— start of DATA IN THIS EXERCISE —

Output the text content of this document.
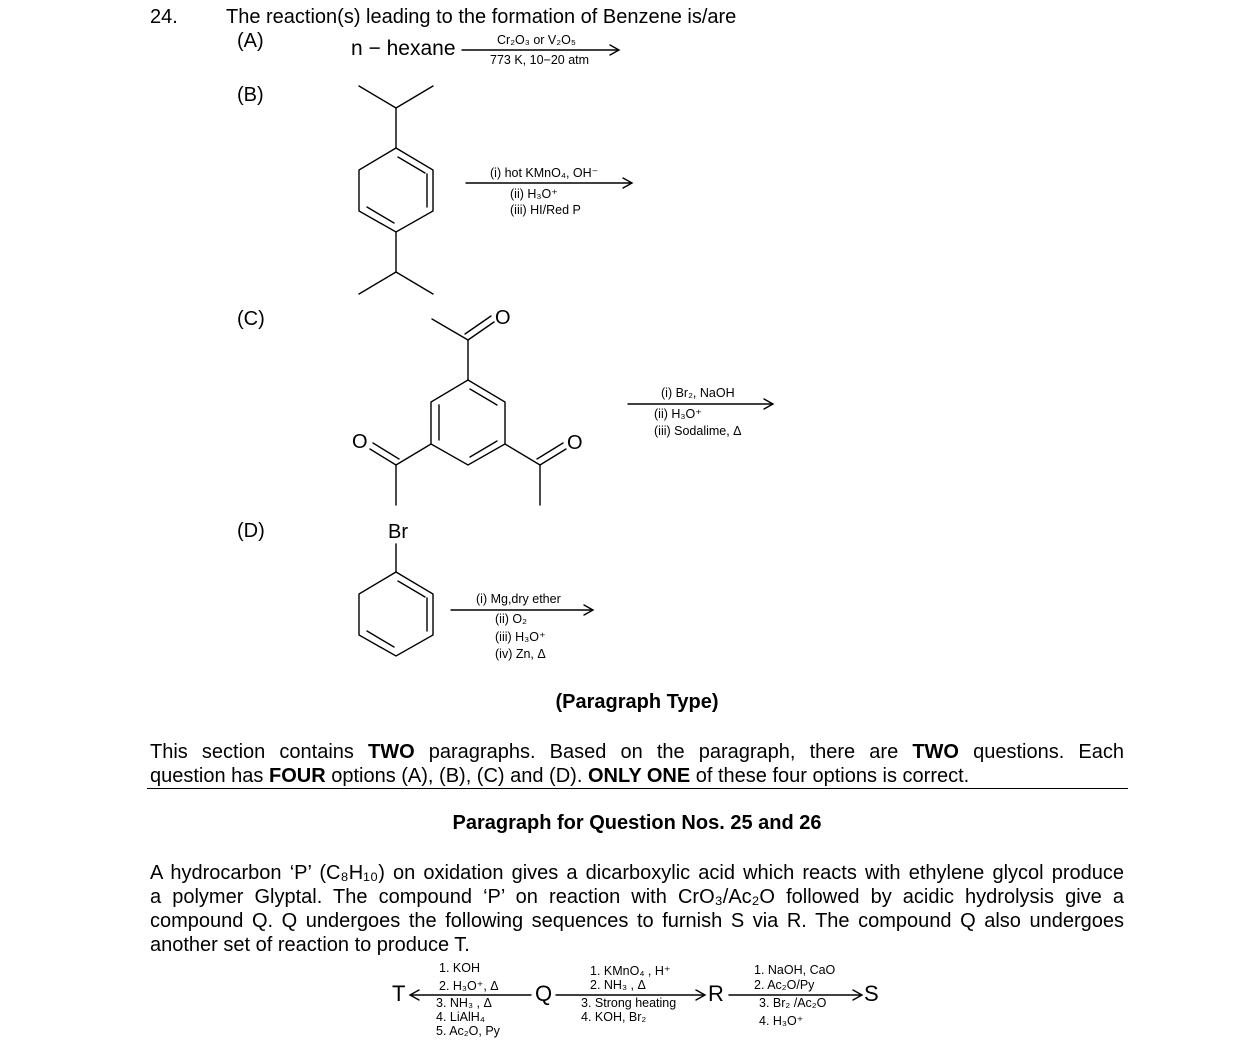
24. The reaction(s) leading to the formation of Benzene is/are
(A)
(B)
(C)
(D)
n − hexane	Cr₂O₃ or V₂O₅
773 K, 10−20 atm
(i) hot KMnO₄, OH⁻
(ii) H₃O⁺
(iii) HI/Red P
O
O	O
(i) Br₂, NaOH
(ii) H₃O⁺
(iii) Sodalime, Δ
Br
(i) Mg,dry ether
(ii) O₂
(iii) H₃O⁺
(iv) Zn, Δ
(Paragraph Type)
This section contains TWO paragraphs. Based on the paragraph, there are TWO questions. Each
question has FOUR options (A), (B), (C) and (D). ONLY ONE of these four options is correct.
Paragraph for Question Nos. 25 and 26
A hydrocarbon ‘P’ (C₈H₁₀) on oxidation gives a dicarboxylic acid which reacts with ethylene glycol produce
a polymer Glyptal. The compound ‘P’ on reaction with CrO₃/Ac₂O followed by acidic hydrolysis give a
compound Q. Q undergoes the following sequences to furnish S via R. The compound Q also undergoes
another set of reaction to produce T.
T	Q	R	S
1. KOH
2. H₃O⁺, Δ
3. NH₃ , Δ
4. LiAlH₄
5. Ac₂O, Py
1. KMnO₄ , H⁺
2. NH₃ , Δ
3. Strong heating
4. KOH, Br₂
1. NaOH, CaO
2. Ac₂O/Py
3. Br₂ /Ac₂O
4. H₃O⁺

— end of DATA IN THIS EXERCISE —

*WRITTEN TASK:*
Write out each line of the data exactly; the images should be left out.

*COMPLETED TASK:*
Output the text content of this document.
24. The reaction(s) leading to the formation of Benzene is/are
(A)
(B)
(C)
(D)
n − hexane	Cr₂O₃ or V₂O₅
773 K, 10−20 atm
(i) hot KMnO₄, OH⁻
(ii) H₃O⁺
(iii) HI/Red P
O
O	O
(i) Br₂, NaOH
(ii) H₃O⁺
(iii) Sodalime, Δ
Br
(i) Mg,dry ether
(ii) O₂
(iii) H₃O⁺
(iv) Zn, Δ
(Paragraph Type)
This section contains TWO paragraphs. Based on the paragraph, there are TWO questions. Each
question has FOUR options (A), (B), (C) and (D). ONLY ONE of these four options is correct.
Paragraph for Question Nos. 25 and 26
A hydrocarbon ‘P’ (C₈H₁₀) on oxidation gives a dicarboxylic acid which reacts with ethylene glycol produce
a polymer Glyptal. The compound ‘P’ on reaction with CrO₃/Ac₂O followed by acidic hydrolysis give a
compound Q. Q undergoes the following sequences to furnish S via R. The compound Q also undergoes
another set of reaction to produce T.
T	Q	R	S
1. KOH
2. H₃O⁺, Δ
3. NH₃ , Δ
4. LiAlH₄
5. Ac₂O, Py
1. KMnO₄ , H⁺
2. NH₃ , Δ
3. Strong heating
4. KOH, Br₂
1. NaOH, CaO
2. Ac₂O/Py
3. Br₂ /Ac₂O
4. H₃O⁺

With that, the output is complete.